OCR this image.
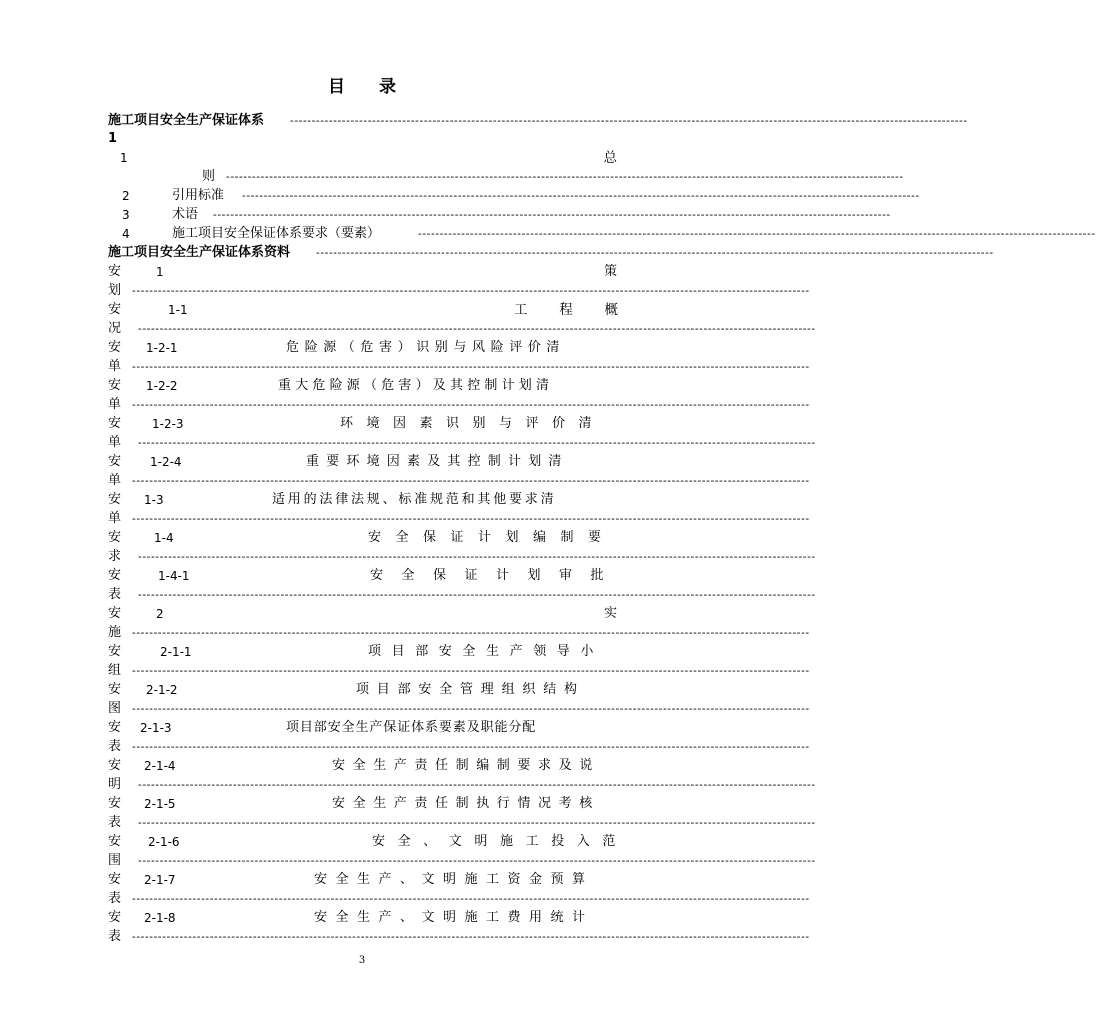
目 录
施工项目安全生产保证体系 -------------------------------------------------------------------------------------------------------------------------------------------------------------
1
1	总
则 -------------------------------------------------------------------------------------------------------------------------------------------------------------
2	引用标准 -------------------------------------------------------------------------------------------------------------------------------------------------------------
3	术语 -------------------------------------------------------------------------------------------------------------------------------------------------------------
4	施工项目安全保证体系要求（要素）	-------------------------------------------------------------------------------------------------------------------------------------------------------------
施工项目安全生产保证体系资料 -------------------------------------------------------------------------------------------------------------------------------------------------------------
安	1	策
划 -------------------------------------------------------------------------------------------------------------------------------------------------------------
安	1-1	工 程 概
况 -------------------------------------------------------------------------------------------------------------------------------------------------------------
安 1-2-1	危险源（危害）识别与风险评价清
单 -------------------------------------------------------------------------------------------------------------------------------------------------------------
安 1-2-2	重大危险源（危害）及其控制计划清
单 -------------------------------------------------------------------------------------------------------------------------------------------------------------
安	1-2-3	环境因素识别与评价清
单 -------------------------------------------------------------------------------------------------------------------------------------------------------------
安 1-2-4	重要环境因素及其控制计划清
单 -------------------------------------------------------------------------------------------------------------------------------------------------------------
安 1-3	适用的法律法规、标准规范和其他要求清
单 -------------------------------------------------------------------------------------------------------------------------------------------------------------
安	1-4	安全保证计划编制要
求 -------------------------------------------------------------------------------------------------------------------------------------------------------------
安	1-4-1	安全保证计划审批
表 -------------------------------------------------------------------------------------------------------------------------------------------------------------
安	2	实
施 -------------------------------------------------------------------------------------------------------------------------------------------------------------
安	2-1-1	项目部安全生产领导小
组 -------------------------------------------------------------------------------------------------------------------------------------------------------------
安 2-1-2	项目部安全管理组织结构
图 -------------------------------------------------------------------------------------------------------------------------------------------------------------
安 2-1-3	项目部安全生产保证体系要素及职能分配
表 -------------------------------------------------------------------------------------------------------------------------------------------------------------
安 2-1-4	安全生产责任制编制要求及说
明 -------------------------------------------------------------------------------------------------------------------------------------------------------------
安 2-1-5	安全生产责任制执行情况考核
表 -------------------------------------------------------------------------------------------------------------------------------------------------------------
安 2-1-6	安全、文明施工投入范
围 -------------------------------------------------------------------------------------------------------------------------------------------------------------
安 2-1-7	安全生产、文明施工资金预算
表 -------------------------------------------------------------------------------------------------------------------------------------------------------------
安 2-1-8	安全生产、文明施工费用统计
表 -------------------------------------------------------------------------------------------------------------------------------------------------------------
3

•••••

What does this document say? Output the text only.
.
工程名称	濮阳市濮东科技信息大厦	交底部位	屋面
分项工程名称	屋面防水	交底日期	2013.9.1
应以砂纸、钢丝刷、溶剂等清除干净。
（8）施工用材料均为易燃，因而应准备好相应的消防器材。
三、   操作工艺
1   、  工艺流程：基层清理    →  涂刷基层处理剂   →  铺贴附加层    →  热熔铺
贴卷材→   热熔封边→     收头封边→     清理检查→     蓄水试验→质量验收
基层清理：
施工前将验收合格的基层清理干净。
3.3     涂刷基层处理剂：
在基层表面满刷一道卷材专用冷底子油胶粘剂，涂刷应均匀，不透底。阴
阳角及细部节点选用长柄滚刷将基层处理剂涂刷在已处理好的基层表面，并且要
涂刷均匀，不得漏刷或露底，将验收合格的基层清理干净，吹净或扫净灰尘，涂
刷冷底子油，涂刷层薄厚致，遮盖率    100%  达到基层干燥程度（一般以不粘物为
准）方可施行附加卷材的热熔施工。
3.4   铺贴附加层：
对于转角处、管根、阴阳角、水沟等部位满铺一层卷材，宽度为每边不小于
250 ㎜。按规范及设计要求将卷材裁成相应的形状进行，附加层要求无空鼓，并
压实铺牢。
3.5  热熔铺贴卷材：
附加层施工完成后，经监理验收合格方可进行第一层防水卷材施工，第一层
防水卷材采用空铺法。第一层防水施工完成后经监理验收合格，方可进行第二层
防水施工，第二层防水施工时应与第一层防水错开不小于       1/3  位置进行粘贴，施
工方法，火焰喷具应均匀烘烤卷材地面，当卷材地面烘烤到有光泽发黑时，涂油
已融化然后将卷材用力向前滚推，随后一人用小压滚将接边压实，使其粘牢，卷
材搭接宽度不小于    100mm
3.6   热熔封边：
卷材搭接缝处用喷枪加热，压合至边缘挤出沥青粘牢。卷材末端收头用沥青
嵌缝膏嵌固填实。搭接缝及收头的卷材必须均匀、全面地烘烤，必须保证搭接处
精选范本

•••••

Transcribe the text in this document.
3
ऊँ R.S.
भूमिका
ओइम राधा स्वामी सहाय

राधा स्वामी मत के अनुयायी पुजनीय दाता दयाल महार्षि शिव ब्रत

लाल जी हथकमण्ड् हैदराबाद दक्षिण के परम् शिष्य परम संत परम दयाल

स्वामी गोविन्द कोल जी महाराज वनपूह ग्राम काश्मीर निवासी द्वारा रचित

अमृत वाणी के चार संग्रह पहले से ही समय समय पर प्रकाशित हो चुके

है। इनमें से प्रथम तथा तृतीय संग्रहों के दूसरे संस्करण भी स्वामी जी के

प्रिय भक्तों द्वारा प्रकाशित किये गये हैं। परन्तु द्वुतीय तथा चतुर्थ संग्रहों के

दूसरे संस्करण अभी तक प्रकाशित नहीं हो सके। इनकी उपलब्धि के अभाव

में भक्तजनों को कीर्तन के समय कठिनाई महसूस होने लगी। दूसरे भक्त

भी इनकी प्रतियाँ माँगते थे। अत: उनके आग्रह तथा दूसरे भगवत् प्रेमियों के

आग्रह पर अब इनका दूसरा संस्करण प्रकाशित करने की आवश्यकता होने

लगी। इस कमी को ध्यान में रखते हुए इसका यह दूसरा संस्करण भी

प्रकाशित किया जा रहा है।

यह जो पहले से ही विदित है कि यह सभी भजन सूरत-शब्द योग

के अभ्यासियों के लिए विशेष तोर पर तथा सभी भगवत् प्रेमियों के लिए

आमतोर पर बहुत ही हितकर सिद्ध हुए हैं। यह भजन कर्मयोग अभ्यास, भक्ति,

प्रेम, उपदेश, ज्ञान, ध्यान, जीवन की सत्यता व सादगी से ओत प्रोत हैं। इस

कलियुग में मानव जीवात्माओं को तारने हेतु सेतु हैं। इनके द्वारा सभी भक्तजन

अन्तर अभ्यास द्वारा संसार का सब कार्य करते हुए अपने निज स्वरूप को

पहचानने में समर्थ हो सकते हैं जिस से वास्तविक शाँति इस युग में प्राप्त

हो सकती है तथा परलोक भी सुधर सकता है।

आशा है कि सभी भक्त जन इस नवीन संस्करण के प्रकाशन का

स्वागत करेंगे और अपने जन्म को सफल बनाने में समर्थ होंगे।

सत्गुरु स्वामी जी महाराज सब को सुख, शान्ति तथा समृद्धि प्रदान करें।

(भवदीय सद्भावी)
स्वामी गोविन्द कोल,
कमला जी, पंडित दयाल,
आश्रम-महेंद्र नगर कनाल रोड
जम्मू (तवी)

•••••

**EXERCISE**
Only lines with "text" are wanted here; list each of them.

**TASK SOLUTION**
What does this document say? Output the text only.
Transcribe the text in this document.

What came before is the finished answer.